WRITTEN REQUEST:
Set down the material below in full, matching it exactly.

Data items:

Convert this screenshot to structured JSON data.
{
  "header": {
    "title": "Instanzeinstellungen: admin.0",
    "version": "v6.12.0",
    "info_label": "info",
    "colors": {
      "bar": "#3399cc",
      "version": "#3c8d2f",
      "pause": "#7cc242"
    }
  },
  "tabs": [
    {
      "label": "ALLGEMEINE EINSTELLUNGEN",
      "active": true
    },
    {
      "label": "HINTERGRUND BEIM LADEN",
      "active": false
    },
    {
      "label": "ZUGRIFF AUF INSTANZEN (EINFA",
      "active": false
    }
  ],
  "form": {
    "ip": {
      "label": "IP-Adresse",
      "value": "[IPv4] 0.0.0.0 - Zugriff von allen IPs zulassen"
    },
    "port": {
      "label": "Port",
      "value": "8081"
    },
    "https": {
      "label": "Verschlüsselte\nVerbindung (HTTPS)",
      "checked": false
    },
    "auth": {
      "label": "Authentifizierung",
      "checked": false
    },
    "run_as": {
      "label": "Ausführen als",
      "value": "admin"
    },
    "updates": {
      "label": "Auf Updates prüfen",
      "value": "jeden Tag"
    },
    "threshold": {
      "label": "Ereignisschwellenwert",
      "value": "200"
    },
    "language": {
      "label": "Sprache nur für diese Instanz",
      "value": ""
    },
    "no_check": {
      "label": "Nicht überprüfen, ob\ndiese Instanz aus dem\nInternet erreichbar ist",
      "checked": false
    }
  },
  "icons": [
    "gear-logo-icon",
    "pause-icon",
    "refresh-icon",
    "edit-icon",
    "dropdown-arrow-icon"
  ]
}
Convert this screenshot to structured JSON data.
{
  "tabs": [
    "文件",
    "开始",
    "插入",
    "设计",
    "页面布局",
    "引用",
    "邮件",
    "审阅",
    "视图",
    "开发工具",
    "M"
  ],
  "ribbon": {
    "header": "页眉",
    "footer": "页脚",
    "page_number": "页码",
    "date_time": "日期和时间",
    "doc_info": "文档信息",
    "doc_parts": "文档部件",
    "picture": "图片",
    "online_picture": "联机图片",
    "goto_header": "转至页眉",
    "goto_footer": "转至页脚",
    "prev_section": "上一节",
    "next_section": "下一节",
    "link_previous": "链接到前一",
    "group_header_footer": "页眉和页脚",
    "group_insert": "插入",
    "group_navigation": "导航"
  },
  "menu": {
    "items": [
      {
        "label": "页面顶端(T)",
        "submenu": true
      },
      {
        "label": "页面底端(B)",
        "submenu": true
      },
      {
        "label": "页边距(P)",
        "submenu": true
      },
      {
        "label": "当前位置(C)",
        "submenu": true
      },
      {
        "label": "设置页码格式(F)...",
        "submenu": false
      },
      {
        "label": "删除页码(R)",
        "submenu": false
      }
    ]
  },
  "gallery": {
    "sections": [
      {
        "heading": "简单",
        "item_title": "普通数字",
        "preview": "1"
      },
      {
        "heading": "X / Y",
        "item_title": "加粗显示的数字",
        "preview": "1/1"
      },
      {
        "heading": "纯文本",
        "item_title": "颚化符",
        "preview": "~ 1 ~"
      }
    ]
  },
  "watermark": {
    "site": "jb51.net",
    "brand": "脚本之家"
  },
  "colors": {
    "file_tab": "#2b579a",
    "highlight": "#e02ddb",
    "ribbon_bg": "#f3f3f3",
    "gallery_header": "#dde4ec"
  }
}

FINISHED ANSWER:
Convert this screenshot to structured JSON data.
{
  "header": {
    "title": "Instanzeinstellungen: admin.0",
    "version": "v6.12.0",
    "info_label": "info",
    "colors": {
      "bar": "#3399cc",
      "version": "#3c8d2f",
      "pause": "#7cc242"
    }
  },
  "tabs": [
    {
      "label": "ALLGEMEINE EINSTELLUNGEN",
      "active": true
    },
    {
      "label": "HINTERGRUND BEIM LADEN",
      "active": false
    },
    {
      "label": "ZUGRIFF AUF INSTANZEN (EINFA",
      "active": false
    }
  ],
  "form": {
    "ip": {
      "label": "IP-Adresse",
      "value": "[IPv4] 0.0.0.0 - Zugriff von allen IPs zulassen"
    },
    "port": {
      "label": "Port",
      "value": "8081"
    },
    "https": {
      "label": "Verschlüsselte\nVerbindung (HTTPS)",
      "checked": false
    },
    "auth": {
      "label": "Authentifizierung",
      "checked": false
    },
    "run_as": {
      "label": "Ausführen als",
      "value": "admin"
    },
    "updates": {
      "label": "Auf Updates prüfen",
      "value": "jeden Tag"
    },
    "threshold": {
      "label": "Ereignisschwellenwert",
      "value": "200"
    },
    "language": {
      "label": "Sprache nur für diese Instanz",
      "value": ""
    },
    "no_check": {
      "label": "Nicht überprüfen, ob\ndiese Instanz aus dem\nInternet erreichbar ist",
      "checked": false
    }
  },
  "icons": [
    "gear-logo-icon",
    "pause-icon",
    "refresh-icon",
    "edit-icon",
    "dropdown-arrow-icon"
  ]
}
Convert this screenshot to structured JSON data.
{
  "tabs": [
    "文件",
    "开始",
    "插入",
    "设计",
    "页面布局",
    "引用",
    "邮件",
    "审阅",
    "视图",
    "开发工具",
    "M"
  ],
  "ribbon": {
    "header": "页眉",
    "footer": "页脚",
    "page_number": "页码",
    "date_time": "日期和时间",
    "doc_info": "文档信息",
    "doc_parts": "文档部件",
    "picture": "图片",
    "online_picture": "联机图片",
    "goto_header": "转至页眉",
    "goto_footer": "转至页脚",
    "prev_section": "上一节",
    "next_section": "下一节",
    "link_previous": "链接到前一",
    "group_header_footer": "页眉和页脚",
    "group_insert": "插入",
    "group_navigation": "导航"
  },
  "menu": {
    "items": [
      {
        "label": "页面顶端(T)",
        "submenu": true
      },
      {
        "label": "页面底端(B)",
        "submenu": true
      },
      {
        "label": "页边距(P)",
        "submenu": true
      },
      {
        "label": "当前位置(C)",
        "submenu": true
      },
      {
        "label": "设置页码格式(F)...",
        "submenu": false
      },
      {
        "label": "删除页码(R)",
        "submenu": false
      }
    ]
  },
  "gallery": {
    "sections": [
      {
        "heading": "简单",
        "item_title": "普通数字",
        "preview": "1"
      },
      {
        "heading": "X / Y",
        "item_title": "加粗显示的数字",
        "preview": "1/1"
      },
      {
        "heading": "纯文本",
        "item_title": "颚化符",
        "preview": "~ 1 ~"
      }
    ]
  },
  "watermark": {
    "site": "jb51.net",
    "brand": "脚本之家"
  },
  "colors": {
    "file_tab": "#2b579a",
    "highlight": "#e02ddb",
    "ribbon_bg": "#f3f3f3",
    "gallery_header": "#dde4ec"
  }
}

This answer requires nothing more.